- What is asked -
Write only the number of lines holding the string "value".

- Data entries -
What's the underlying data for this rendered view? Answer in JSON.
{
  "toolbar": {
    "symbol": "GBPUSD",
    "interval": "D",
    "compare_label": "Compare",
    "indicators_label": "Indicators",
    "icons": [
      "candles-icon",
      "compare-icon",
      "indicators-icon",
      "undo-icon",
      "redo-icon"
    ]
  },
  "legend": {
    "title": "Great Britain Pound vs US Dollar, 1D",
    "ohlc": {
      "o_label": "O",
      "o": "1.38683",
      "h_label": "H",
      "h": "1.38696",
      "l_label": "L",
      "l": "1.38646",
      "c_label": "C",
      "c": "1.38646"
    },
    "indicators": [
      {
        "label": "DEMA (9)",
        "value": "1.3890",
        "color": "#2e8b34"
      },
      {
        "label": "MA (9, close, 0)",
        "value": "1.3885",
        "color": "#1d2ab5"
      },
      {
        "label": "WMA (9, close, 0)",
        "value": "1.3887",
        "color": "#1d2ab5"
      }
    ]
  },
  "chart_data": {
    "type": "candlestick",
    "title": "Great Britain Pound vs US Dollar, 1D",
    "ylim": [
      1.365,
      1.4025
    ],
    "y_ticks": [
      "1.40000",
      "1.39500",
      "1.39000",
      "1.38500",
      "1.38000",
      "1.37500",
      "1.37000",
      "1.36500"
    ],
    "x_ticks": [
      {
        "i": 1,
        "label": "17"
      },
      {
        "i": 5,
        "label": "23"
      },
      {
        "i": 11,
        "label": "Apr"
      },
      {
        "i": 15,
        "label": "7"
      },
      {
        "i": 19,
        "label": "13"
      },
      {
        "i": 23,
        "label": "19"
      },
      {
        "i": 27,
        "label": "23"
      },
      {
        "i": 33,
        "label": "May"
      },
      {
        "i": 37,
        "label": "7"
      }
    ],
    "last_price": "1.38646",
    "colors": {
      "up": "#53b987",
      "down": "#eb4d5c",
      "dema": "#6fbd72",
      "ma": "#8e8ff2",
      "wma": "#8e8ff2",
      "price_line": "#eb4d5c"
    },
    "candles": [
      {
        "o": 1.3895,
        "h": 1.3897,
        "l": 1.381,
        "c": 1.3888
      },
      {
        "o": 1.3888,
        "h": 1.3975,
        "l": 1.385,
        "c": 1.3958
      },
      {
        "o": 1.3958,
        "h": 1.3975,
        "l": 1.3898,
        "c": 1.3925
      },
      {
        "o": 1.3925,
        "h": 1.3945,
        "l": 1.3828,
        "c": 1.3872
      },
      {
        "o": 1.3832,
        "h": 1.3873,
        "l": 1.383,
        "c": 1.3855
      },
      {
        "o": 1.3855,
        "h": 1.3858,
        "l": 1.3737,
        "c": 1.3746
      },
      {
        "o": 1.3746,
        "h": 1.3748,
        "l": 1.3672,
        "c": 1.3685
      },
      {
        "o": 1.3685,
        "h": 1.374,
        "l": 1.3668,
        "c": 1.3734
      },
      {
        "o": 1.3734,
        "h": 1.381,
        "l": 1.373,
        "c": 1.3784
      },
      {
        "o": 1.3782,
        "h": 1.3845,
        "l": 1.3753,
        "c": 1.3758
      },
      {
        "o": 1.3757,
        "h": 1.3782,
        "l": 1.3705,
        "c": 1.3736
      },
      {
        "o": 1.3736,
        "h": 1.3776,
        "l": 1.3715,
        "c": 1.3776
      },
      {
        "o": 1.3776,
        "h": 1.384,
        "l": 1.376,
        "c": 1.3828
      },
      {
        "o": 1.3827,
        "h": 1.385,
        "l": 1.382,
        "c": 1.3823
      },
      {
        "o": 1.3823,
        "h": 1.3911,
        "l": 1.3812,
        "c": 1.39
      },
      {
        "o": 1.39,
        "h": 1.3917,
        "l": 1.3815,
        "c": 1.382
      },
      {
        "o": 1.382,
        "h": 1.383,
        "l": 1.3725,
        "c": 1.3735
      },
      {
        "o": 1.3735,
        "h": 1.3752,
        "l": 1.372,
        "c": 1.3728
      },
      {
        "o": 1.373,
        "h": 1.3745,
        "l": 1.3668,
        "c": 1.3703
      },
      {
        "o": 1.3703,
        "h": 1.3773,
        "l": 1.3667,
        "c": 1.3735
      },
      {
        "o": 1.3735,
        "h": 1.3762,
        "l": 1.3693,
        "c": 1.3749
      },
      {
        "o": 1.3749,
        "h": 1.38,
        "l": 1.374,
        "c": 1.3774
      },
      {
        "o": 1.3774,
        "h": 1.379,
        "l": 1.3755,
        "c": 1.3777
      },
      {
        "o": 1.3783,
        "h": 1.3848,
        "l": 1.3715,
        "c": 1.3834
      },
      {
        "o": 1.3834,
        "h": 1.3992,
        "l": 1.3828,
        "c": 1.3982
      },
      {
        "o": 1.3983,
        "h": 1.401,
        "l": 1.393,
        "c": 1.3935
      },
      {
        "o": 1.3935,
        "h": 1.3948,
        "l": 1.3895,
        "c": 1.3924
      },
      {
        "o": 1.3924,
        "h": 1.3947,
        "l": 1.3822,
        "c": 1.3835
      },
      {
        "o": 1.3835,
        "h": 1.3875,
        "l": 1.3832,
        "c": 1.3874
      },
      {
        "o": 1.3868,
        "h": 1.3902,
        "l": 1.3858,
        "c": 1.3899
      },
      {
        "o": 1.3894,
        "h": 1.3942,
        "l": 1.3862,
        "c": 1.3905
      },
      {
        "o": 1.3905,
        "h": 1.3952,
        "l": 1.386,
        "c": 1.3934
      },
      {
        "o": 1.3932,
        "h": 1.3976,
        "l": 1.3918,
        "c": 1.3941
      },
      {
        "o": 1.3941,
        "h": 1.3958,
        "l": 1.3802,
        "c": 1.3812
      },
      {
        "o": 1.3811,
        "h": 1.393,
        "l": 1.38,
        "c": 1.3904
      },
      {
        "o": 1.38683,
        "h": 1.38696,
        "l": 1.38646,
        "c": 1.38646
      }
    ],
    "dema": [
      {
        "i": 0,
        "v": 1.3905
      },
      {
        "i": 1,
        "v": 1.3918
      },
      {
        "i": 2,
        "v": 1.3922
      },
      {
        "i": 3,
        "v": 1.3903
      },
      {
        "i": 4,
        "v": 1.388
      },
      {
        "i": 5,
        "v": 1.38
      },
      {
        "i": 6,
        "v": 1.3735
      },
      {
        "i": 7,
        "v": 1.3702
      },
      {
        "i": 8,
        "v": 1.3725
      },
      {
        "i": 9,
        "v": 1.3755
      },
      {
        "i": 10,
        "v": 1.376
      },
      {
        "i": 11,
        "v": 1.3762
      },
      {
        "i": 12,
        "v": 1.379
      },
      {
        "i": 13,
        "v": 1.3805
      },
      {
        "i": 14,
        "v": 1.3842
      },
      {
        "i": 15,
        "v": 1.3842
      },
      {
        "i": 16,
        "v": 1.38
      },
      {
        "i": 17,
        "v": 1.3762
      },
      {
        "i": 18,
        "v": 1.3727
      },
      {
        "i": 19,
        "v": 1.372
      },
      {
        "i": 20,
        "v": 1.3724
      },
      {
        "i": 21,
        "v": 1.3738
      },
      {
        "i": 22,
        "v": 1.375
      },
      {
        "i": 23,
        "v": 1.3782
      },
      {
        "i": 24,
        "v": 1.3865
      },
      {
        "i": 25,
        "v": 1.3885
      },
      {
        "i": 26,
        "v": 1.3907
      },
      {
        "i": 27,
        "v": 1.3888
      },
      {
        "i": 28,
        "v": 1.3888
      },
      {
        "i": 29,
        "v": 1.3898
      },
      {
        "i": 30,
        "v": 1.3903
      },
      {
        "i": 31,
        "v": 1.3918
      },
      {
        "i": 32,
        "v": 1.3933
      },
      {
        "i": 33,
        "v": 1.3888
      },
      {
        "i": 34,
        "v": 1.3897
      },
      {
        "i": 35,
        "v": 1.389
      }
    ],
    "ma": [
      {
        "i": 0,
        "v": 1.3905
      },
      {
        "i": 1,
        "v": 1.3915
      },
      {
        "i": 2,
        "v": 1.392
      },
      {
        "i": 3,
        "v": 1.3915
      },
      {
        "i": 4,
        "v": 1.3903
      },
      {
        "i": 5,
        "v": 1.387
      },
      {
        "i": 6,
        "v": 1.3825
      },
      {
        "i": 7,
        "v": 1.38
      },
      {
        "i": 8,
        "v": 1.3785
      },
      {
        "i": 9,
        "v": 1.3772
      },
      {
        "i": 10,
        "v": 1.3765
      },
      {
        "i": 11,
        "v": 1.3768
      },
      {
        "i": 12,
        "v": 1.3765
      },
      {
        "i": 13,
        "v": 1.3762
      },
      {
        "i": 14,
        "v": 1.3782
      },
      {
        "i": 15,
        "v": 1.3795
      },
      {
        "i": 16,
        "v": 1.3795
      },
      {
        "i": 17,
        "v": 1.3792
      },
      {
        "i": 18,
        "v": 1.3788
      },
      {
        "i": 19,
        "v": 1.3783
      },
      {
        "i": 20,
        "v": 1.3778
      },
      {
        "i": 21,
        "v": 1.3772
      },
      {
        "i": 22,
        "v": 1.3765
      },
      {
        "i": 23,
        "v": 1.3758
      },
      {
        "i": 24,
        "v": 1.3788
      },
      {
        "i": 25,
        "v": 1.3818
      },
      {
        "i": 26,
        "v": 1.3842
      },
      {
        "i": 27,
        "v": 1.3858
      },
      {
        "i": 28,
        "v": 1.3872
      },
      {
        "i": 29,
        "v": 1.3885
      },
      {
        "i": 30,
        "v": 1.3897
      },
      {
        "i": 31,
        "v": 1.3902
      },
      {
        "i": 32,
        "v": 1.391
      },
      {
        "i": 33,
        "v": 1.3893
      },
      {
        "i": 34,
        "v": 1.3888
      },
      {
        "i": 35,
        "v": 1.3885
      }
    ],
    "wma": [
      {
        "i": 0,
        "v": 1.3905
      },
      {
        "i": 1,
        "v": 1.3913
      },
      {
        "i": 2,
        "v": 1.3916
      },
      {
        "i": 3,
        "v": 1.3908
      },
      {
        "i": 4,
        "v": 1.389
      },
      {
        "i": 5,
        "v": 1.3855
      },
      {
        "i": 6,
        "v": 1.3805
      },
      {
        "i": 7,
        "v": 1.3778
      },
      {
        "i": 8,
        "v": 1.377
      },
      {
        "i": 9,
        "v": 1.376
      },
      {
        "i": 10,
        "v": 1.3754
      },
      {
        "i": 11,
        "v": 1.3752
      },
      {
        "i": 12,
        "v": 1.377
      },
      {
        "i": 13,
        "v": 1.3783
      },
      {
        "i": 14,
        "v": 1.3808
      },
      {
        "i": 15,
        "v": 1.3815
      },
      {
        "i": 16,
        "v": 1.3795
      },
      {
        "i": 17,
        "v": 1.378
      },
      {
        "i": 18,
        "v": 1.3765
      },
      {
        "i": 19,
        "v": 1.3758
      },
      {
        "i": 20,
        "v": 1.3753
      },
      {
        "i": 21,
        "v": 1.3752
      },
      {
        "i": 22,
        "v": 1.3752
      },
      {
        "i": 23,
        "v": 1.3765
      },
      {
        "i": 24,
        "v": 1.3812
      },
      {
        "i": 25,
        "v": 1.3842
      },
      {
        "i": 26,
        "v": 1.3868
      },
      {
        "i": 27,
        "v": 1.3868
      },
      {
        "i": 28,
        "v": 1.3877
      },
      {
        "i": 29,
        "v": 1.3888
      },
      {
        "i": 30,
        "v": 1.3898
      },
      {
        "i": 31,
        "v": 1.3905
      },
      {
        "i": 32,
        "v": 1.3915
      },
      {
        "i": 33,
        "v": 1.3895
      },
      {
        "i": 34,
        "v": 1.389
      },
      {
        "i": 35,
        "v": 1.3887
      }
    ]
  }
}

- Solution for this exercise -
3